§ **SET TASK A**
Transcribe the listing, starting with the first line of the listing and going on through the line with "reload-icon[interactable]: ↻: [58, 35, 68, 49]".

§ **SOURCE EXTRACT**
Promoting access to quality, safe, and relevant education for all persons affected by crisis

EiE Crisis Spotlight: Central African Republic

Last updated: January 2015

 

Location of Crisis

Central African Republic (CAR): Bangui and across the country
 

Timing of Crisis

Internal armed conflict and the overspill of fighting from neighboring countries has caused successive waves of violence in CAR since 2003, leaving the country with some of the worst humanitarian indicators in the world. Since the initial attacks against the François Bozizé regime in December 2012 and the overthrow by the Séléka coalition in March 2013 violence against civilians and ethnic minorities has soared.
 

Affected Populations

As of December 2014, OCHA estimates 2.7 million of 4.6 million people are in need of immediate assistance, half of them children.

According to OCHA's CAR Situation Report No.45 (as of 7 January 2015) there were 438,538 internally displaced persons (IDPs) inside CAR, 51,058 of whom were in the capital of Bangui; according to the same source, there were 461,200 CAR refugees in neighboring countries of Chad, Cameroon, Republic of the Congo, and Democratic Republic of the Congo.

According to a Press Release from Save the Children International on 18 December 2014, the number of boys and girls under the age of 18 recruited by armed groups has escalated to four times the level it was prior to the outbreak in December 2012. An estimated 6,000 to 10,000 children are currently members of armed groups, compared to around 2,500 at the beginning of the crisis. The risk is high for more out-of-school adolescents join armed groups.

§ **DATA TO PROCESS**
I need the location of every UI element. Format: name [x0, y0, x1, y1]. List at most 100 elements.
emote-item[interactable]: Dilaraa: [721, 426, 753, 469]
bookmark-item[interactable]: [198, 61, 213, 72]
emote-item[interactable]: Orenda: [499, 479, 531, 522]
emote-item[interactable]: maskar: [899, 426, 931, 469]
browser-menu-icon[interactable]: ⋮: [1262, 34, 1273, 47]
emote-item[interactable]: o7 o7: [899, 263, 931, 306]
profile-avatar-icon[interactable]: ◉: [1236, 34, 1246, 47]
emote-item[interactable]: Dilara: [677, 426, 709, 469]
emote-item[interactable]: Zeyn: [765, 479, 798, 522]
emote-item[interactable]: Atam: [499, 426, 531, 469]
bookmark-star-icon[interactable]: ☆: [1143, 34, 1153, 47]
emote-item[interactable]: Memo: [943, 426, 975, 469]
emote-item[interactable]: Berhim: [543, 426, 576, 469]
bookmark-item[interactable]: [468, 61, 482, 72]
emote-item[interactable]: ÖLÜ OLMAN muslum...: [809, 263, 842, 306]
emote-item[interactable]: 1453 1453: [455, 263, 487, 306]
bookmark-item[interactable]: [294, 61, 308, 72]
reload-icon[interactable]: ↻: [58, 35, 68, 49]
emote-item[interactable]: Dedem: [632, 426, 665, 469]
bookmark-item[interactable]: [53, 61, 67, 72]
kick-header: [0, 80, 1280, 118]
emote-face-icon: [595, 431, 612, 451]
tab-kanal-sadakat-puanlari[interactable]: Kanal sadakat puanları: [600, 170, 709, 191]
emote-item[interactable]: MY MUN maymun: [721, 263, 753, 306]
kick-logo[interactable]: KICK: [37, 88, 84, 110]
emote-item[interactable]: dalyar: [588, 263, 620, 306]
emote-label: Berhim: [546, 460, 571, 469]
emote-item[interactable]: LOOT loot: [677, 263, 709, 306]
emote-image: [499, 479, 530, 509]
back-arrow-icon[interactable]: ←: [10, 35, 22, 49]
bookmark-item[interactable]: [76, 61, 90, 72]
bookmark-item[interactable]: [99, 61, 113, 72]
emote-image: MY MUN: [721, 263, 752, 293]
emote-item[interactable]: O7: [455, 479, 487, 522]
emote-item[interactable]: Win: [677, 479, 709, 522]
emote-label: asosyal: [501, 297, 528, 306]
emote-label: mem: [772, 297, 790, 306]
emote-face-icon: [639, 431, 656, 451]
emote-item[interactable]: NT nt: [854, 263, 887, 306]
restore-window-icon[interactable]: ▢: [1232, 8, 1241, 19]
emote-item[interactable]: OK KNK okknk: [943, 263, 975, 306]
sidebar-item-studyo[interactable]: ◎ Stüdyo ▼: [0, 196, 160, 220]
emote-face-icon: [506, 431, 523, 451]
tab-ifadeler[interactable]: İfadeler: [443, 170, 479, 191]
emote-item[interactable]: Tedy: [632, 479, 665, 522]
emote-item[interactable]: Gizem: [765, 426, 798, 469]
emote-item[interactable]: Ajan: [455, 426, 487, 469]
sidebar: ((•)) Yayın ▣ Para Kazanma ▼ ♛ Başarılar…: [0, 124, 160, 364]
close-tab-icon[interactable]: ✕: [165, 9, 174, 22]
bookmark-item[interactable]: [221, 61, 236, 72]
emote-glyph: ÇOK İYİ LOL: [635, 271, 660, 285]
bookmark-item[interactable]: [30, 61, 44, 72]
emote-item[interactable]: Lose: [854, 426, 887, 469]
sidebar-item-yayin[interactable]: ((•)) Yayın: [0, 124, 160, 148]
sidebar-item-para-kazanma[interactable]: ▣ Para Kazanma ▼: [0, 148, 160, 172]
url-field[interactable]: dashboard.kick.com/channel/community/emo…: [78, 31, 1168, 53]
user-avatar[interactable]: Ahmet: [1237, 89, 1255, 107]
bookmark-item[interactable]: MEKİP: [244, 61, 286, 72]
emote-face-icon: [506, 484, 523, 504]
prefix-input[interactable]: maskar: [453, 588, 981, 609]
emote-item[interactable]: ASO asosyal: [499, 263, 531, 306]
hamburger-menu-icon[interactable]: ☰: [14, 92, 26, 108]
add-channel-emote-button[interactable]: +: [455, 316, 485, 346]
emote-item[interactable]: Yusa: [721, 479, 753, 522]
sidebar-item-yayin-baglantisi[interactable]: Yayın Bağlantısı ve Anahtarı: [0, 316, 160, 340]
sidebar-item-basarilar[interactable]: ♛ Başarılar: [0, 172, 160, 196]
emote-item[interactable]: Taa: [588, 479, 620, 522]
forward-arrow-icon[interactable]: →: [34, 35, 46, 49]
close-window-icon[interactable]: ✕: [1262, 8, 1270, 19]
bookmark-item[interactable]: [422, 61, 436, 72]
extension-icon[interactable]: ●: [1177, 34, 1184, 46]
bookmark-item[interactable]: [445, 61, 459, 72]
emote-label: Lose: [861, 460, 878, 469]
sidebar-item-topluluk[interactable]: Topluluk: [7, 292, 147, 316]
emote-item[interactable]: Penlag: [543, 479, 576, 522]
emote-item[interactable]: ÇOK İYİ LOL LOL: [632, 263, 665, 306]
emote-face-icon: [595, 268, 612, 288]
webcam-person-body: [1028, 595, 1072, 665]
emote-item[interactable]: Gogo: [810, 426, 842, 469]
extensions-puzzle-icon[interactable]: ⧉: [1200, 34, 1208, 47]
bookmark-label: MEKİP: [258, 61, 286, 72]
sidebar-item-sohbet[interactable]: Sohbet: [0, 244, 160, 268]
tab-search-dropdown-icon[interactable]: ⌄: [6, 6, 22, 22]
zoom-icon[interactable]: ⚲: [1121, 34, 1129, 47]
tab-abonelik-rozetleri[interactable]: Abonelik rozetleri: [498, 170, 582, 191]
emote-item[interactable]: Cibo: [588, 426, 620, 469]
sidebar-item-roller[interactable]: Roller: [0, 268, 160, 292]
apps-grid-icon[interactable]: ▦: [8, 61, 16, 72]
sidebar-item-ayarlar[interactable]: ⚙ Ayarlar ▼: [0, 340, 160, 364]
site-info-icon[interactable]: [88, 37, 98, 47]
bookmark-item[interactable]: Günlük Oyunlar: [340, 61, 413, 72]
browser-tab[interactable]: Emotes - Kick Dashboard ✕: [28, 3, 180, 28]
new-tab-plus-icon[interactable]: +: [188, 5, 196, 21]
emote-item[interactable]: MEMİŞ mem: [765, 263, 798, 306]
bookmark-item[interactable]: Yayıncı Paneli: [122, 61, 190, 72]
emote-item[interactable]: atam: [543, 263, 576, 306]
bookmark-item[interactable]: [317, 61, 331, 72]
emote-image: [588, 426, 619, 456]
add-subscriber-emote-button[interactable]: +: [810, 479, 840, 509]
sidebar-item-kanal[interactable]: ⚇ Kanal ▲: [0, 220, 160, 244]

§ **SET TASK B**
Rewrite the passage on the Central African Republic crisis, starting with "Timing of Crisis" and going on through "of them children.", with "successive waves" changed to "repeated waves".

§ **RESULT A**
I need the location of every UI element. Format: name [x0, y0, x1, y1]. List at most 100 elements.
emote-item[interactable]: Dilaraa: [721, 426, 753, 469]
bookmark-item[interactable]: [198, 61, 213, 72]
emote-item[interactable]: Orenda: [499, 479, 531, 522]
emote-item[interactable]: maskar: [899, 426, 931, 469]
browser-menu-icon[interactable]: ⋮: [1262, 34, 1273, 47]
emote-item[interactable]: o7 o7: [899, 263, 931, 306]
profile-avatar-icon[interactable]: ◉: [1236, 34, 1246, 47]
emote-item[interactable]: Dilara: [677, 426, 709, 469]
emote-item[interactable]: Zeyn: [765, 479, 798, 522]
emote-item[interactable]: Atam: [499, 426, 531, 469]
bookmark-star-icon[interactable]: ☆: [1143, 34, 1153, 47]
emote-item[interactable]: Memo: [943, 426, 975, 469]
emote-item[interactable]: Berhim: [543, 426, 576, 469]
bookmark-item[interactable]: [468, 61, 482, 72]
emote-item[interactable]: ÖLÜ OLMAN muslum...: [809, 263, 842, 306]
emote-item[interactable]: 1453 1453: [455, 263, 487, 306]
bookmark-item[interactable]: [294, 61, 308, 72]
reload-icon[interactable]: ↻: [58, 35, 68, 49]

§ **RESULT B**
Timing of Crisis

Internal armed conflict and the overspill of fighting from neighboring countries has caused repeated waves of violence in CAR since 2003, leaving the country with some of the worst humanitarian indicators in the world. Since the initial attacks against the François Bozizé regime in December 2012 and the overthrow by the Séléka coalition in March 2013 violence against civilians and ethnic minorities has soared.
 

Affected Populations

As of December 2014, OCHA estimates 2.7 million of 4.6 million people are in need of immediate assistance, half of them children.